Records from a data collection
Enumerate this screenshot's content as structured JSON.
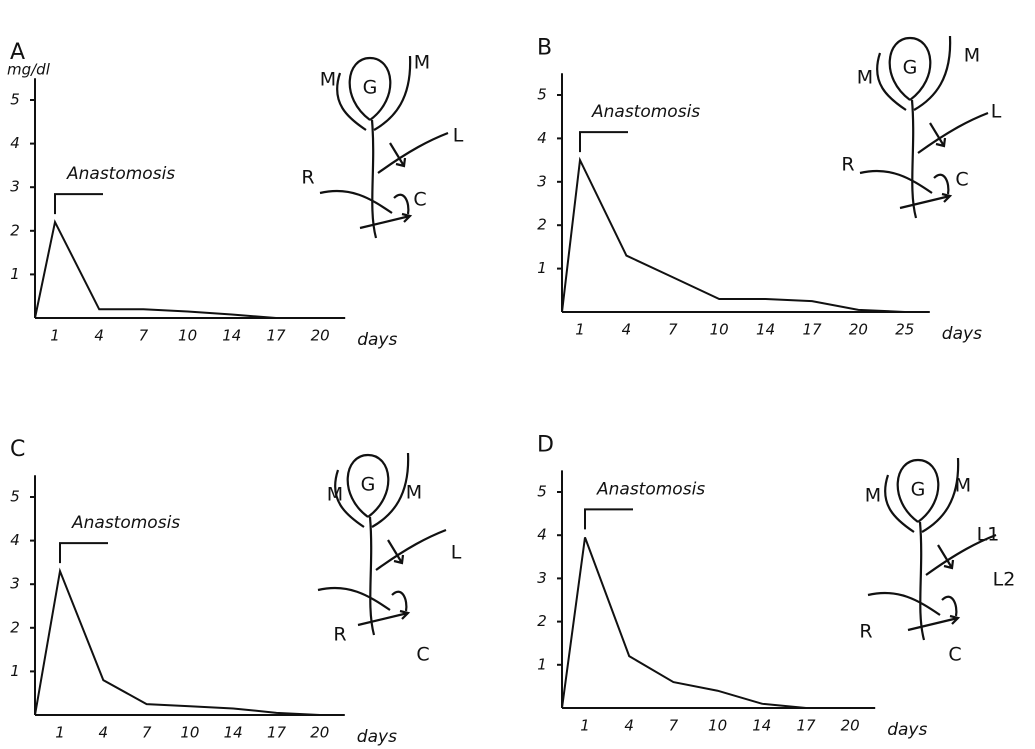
{
  "chart_data": [
    {
      "type": "line",
      "title": "A",
      "y_label": "mg/dl",
      "annotation": "Anastomosis",
      "x_label": "days",
      "categories": [
        null,
        "1",
        "4",
        "7",
        "10",
        "14",
        "17",
        "20"
      ],
      "values": [
        0,
        2.2,
        0.2,
        0.2,
        0.15,
        0.08,
        0,
        null
      ],
      "color": "#111",
      "ylim": [
        0,
        5.5
      ],
      "yticks": [
        1,
        2,
        3,
        4,
        5
      ],
      "diagram_labels": [
        "M",
        "G",
        "M",
        "L",
        "R",
        "C"
      ]
    },
    {
      "type": "line",
      "title": "B",
      "annotation": "Anastomosis",
      "x_label": "days",
      "categories": [
        null,
        "1",
        "4",
        "7",
        "10",
        "14",
        "17",
        "20",
        "25"
      ],
      "values": [
        0,
        3.5,
        1.3,
        0.8,
        0.3,
        0.3,
        0.25,
        0.05,
        0
      ],
      "color": "#111",
      "ylim": [
        0,
        5.5
      ],
      "yticks": [
        1,
        2,
        3,
        4,
        5
      ],
      "diagram_labels": [
        "M",
        "G",
        "M",
        "L",
        "R",
        "C"
      ]
    },
    {
      "type": "line",
      "title": "C",
      "annotation": "Anastomosis",
      "x_label": "days",
      "categories": [
        null,
        "1",
        "4",
        "7",
        "10",
        "14",
        "17",
        "20"
      ],
      "values": [
        0,
        3.3,
        0.8,
        0.25,
        0.2,
        0.15,
        0.05,
        0
      ],
      "color": "#111",
      "ylim": [
        0,
        5.5
      ],
      "yticks": [
        1,
        2,
        3,
        4,
        5
      ],
      "diagram_labels": [
        "M",
        "G",
        "M",
        "L",
        "R",
        "C"
      ]
    },
    {
      "type": "line",
      "title": "D",
      "annotation": "Anastomosis",
      "x_label": "days",
      "categories": [
        null,
        "1",
        "4",
        "7",
        "10",
        "14",
        "17",
        "20"
      ],
      "values": [
        0,
        3.95,
        1.2,
        0.6,
        0.4,
        0.1,
        0,
        0
      ],
      "color": "#111",
      "ylim": [
        0,
        5.5
      ],
      "yticks": [
        1,
        2,
        3,
        4,
        5
      ],
      "diagram_labels": [
        "M",
        "G",
        "M",
        "L1",
        "L2",
        "R",
        "C"
      ]
    }
  ]
}
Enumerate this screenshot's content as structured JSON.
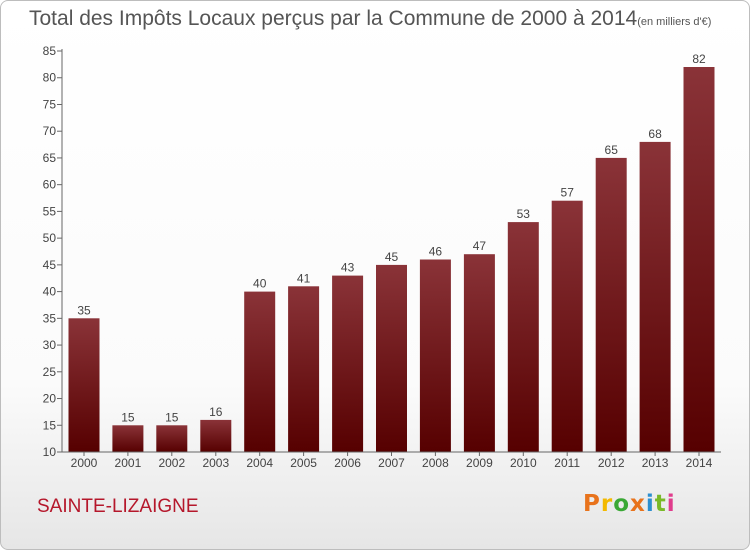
{
  "page": {
    "title": "Total des Impôts Locaux perçus par la Commune de 2000 à 2014",
    "subtitle": "(en milliers d'€)",
    "commune": "SAINTE-LIZAIGNE",
    "logo_text": "Proxiti"
  },
  "colors": {
    "bar_top": "#8a3338",
    "bar_bottom": "#560000",
    "commune": "#b5172b",
    "logo": [
      "#e8731c",
      "#f3b900",
      "#3aa835",
      "#e8731c",
      "#2c8fd0",
      "#79b928",
      "#e03c8c"
    ]
  },
  "chart_data": {
    "type": "bar",
    "title": "Total des Impôts Locaux perçus par la Commune de 2000 à 2014",
    "subtitle": "(en milliers d'€)",
    "categories": [
      "2000",
      "2001",
      "2002",
      "2003",
      "2004",
      "2005",
      "2006",
      "2007",
      "2008",
      "2009",
      "2010",
      "2011",
      "2012",
      "2013",
      "2014"
    ],
    "values": [
      35,
      15,
      15,
      16,
      40,
      41,
      43,
      45,
      46,
      47,
      53,
      57,
      65,
      68,
      82
    ],
    "xlabel": "",
    "ylabel": "",
    "ylim": [
      10,
      85
    ],
    "yticks": [
      10,
      15,
      20,
      25,
      30,
      35,
      40,
      45,
      50,
      55,
      60,
      65,
      70,
      75,
      80,
      85
    ],
    "grid": false,
    "data_labels": true
  }
}
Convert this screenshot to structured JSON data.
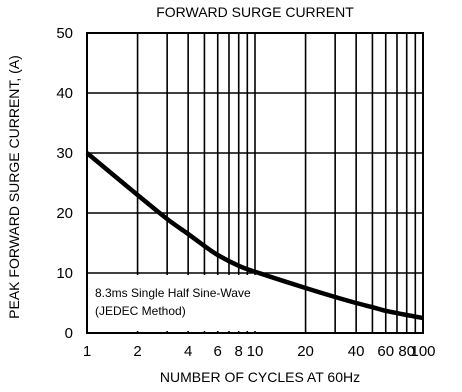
{
  "chart_data": {
    "type": "line",
    "title": "FORWARD SURGE CURRENT",
    "xlabel": "NUMBER OF CYCLES AT 60Hz",
    "ylabel": "PEAK FORWARD SURGE CURRENT, (A)",
    "x_scale": "log",
    "xlim": [
      1,
      100
    ],
    "ylim": [
      0,
      50
    ],
    "grid": true,
    "x_ticks": [
      {
        "value": 1,
        "label": "1"
      },
      {
        "value": 2,
        "label": "2"
      },
      {
        "value": 4,
        "label": "4"
      },
      {
        "value": 6,
        "label": "6"
      },
      {
        "value": 8,
        "label": "8"
      },
      {
        "value": 10,
        "label": "10"
      },
      {
        "value": 20,
        "label": "20"
      },
      {
        "value": 40,
        "label": "40"
      },
      {
        "value": 60,
        "label": "60"
      },
      {
        "value": 80,
        "label": "80"
      },
      {
        "value": 100,
        "label": "100"
      }
    ],
    "x_minor": [
      3,
      5,
      7,
      9,
      30,
      50,
      70,
      90
    ],
    "y_ticks": [
      {
        "value": 0,
        "label": "0"
      },
      {
        "value": 10,
        "label": "10"
      },
      {
        "value": 20,
        "label": "20"
      },
      {
        "value": 30,
        "label": "30"
      },
      {
        "value": 40,
        "label": "40"
      },
      {
        "value": 50,
        "label": "50"
      }
    ],
    "series": [
      {
        "color": "#000000",
        "x": [
          1,
          2,
          3,
          4,
          5,
          6,
          8,
          10,
          20,
          30,
          40,
          50,
          60,
          80,
          100
        ],
        "y": [
          30,
          23,
          19,
          16.5,
          14.5,
          13,
          11.2,
          10.2,
          7.5,
          6,
          5,
          4.3,
          3.7,
          3,
          2.5
        ]
      }
    ],
    "annotation": {
      "lines": [
        "8.3ms Single Half Sine-Wave",
        "(JEDEC Method)"
      ]
    }
  }
}
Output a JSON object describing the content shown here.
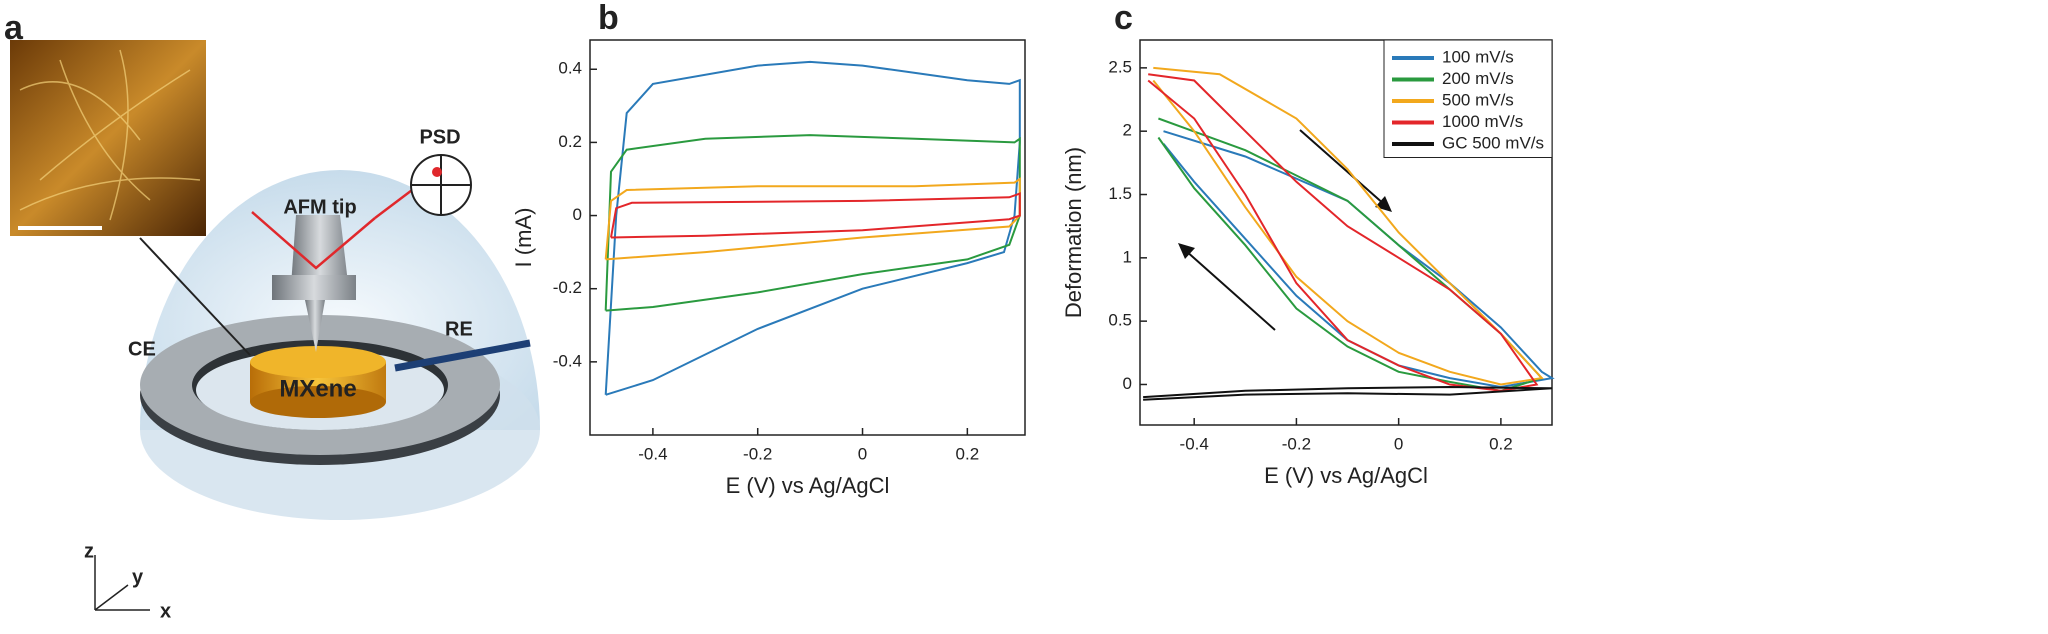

GIVEN PROBLEM: Without the pictures, write out every entry precisely as it appears.

EXERCISE OUTPUT:
Enumerate this screenshot's content as structured JSON.
{
  "chart_data": [
    {
      "type": "line",
      "title": "A",
      "y_label": "mg/dl",
      "annotation": "Anastomosis",
      "x_label": "days",
      "categories": [
        null,
        "1",
        "4",
        "7",
        "10",
        "14",
        "17",
        "20"
      ],
      "values": [
        0,
        2.2,
        0.2,
        0.2,
        0.15,
        0.08,
        0,
        null
      ],
      "color": "#111",
      "ylim": [
        0,
        5.5
      ],
      "yticks": [
        1,
        2,
        3,
        4,
        5
      ],
      "diagram_labels": [
        "M",
        "G",
        "M",
        "L",
        "R",
        "C"
      ]
    },
    {
      "type": "line",
      "title": "B",
      "annotation": "Anastomosis",
      "x_label": "days",
      "categories": [
        null,
        "1",
        "4",
        "7",
        "10",
        "14",
        "17",
        "20",
        "25"
      ],
      "values": [
        0,
        3.5,
        1.3,
        0.8,
        0.3,
        0.3,
        0.25,
        0.05,
        0
      ],
      "color": "#111",
      "ylim": [
        0,
        5.5
      ],
      "yticks": [
        1,
        2,
        3,
        4,
        5
      ],
      "diagram_labels": [
        "M",
        "G",
        "M",
        "L",
        "R",
        "C"
      ]
    },
    {
      "type": "line",
      "title": "C",
      "annotation": "Anastomosis",
      "x_label": "days",
      "categories": [
        null,
        "1",
        "4",
        "7",
        "10",
        "14",
        "17",
        "20"
      ],
      "values": [
        0,
        3.3,
        0.8,
        0.25,
        0.2,
        0.15,
        0.05,
        0
      ],
      "color": "#111",
      "ylim": [
        0,
        5.5
      ],
      "yticks": [
        1,
        2,
        3,
        4,
        5
      ],
      "diagram_labels": [
        "M",
        "G",
        "M",
        "L",
        "R",
        "C"
      ]
    },
    {
      "type": "line",
      "title": "D",
      "annotation": "Anastomosis",
      "x_label": "days",
      "categories": [
        null,
        "1",
        "4",
        "7",
        "10",
        "14",
        "17",
        "20"
      ],
      "values": [
        0,
        3.95,
        1.2,
        0.6,
        0.4,
        0.1,
        0,
        0
      ],
      "color": "#111",
      "ylim": [
        0,
        5.5
      ],
      "yticks": [
        1,
        2,
        3,
        4,
        5
      ],
      "diagram_labels": [
        "M",
        "G",
        "M",
        "L1",
        "L2",
        "R",
        "C"
      ]
    }
  ]
}
Enumerate this screenshot's content as structured JSON.
{
  "page": {
    "title": "Total des Impôts Locaux perçus par la Commune de 2000 à 2014",
    "subtitle": "(en milliers d'€)",
    "commune": "SAINTE-LIZAIGNE",
    "logo_text": "Proxiti"
  },
  "colors": {
    "bar_top": "#8a3338",
    "bar_bottom": "#560000",
    "commune": "#b5172b",
    "logo": [
      "#e8731c",
      "#f3b900",
      "#3aa835",
      "#e8731c",
      "#2c8fd0",
      "#79b928",
      "#e03c8c"
    ]
  },
  "chart_data": {
    "type": "bar",
    "title": "Total des Impôts Locaux perçus par la Commune de 2000 à 2014",
    "subtitle": "(en milliers d'€)",
    "categories": [
      "2000",
      "2001",
      "2002",
      "2003",
      "2004",
      "2005",
      "2006",
      "2007",
      "2008",
      "2009",
      "2010",
      "2011",
      "2012",
      "2013",
      "2014"
    ],
    "values": [
      35,
      15,
      15,
      16,
      40,
      41,
      43,
      45,
      46,
      47,
      53,
      57,
      65,
      68,
      82
    ],
    "xlabel": "",
    "ylabel": "",
    "ylim": [
      10,
      85
    ],
    "yticks": [
      10,
      15,
      20,
      25,
      30,
      35,
      40,
      45,
      50,
      55,
      60,
      65,
      70,
      75,
      80,
      85
    ],
    "grid": false,
    "data_labels": true
  }
}
Convert this screenshot to structured JSON data.
{
  "chart_data": {
    "type": "line",
    "title": "FORWARD SURGE CURRENT",
    "xlabel": "NUMBER OF CYCLES AT 60Hz",
    "ylabel": "PEAK FORWARD SURGE CURRENT, (A)",
    "x_scale": "log",
    "xlim": [
      1,
      100
    ],
    "ylim": [
      0,
      50
    ],
    "grid": true,
    "x_ticks": [
      {
        "value": 1,
        "label": "1"
      },
      {
        "value": 2,
        "label": "2"
      },
      {
        "value": 4,
        "label": "4"
      },
      {
        "value": 6,
        "label": "6"
      },
      {
        "value": 8,
        "label": "8"
      },
      {
        "value": 10,
        "label": "10"
      },
      {
        "value": 20,
        "label": "20"
      },
      {
        "value": 40,
        "label": "40"
      },
      {
        "value": 60,
        "label": "60"
      },
      {
        "value": 80,
        "label": "80"
      },
      {
        "value": 100,
        "label": "100"
      }
    ],
    "x_minor": [
      3,
      5,
      7,
      9,
      30,
      50,
      70,
      90
    ],
    "y_ticks": [
      {
        "value": 0,
        "label": "0"
      },
      {
        "value": 10,
        "label": "10"
      },
      {
        "value": 20,
        "label": "20"
      },
      {
        "value": 30,
        "label": "30"
      },
      {
        "value": 40,
        "label": "40"
      },
      {
        "value": 50,
        "label": "50"
      }
    ],
    "series": [
      {
        "color": "#000000",
        "x": [
          1,
          2,
          3,
          4,
          5,
          6,
          8,
          10,
          20,
          30,
          40,
          50,
          60,
          80,
          100
        ],
        "y": [
          30,
          23,
          19,
          16.5,
          14.5,
          13,
          11.2,
          10.2,
          7.5,
          6,
          5,
          4.3,
          3.7,
          3,
          2.5
        ]
      }
    ],
    "annotation": {
      "lines": [
        "8.3ms Single Half Sine-Wave",
        "(JEDEC Method)"
      ]
    }
  }
}
Output a JSON object describing the content shown here.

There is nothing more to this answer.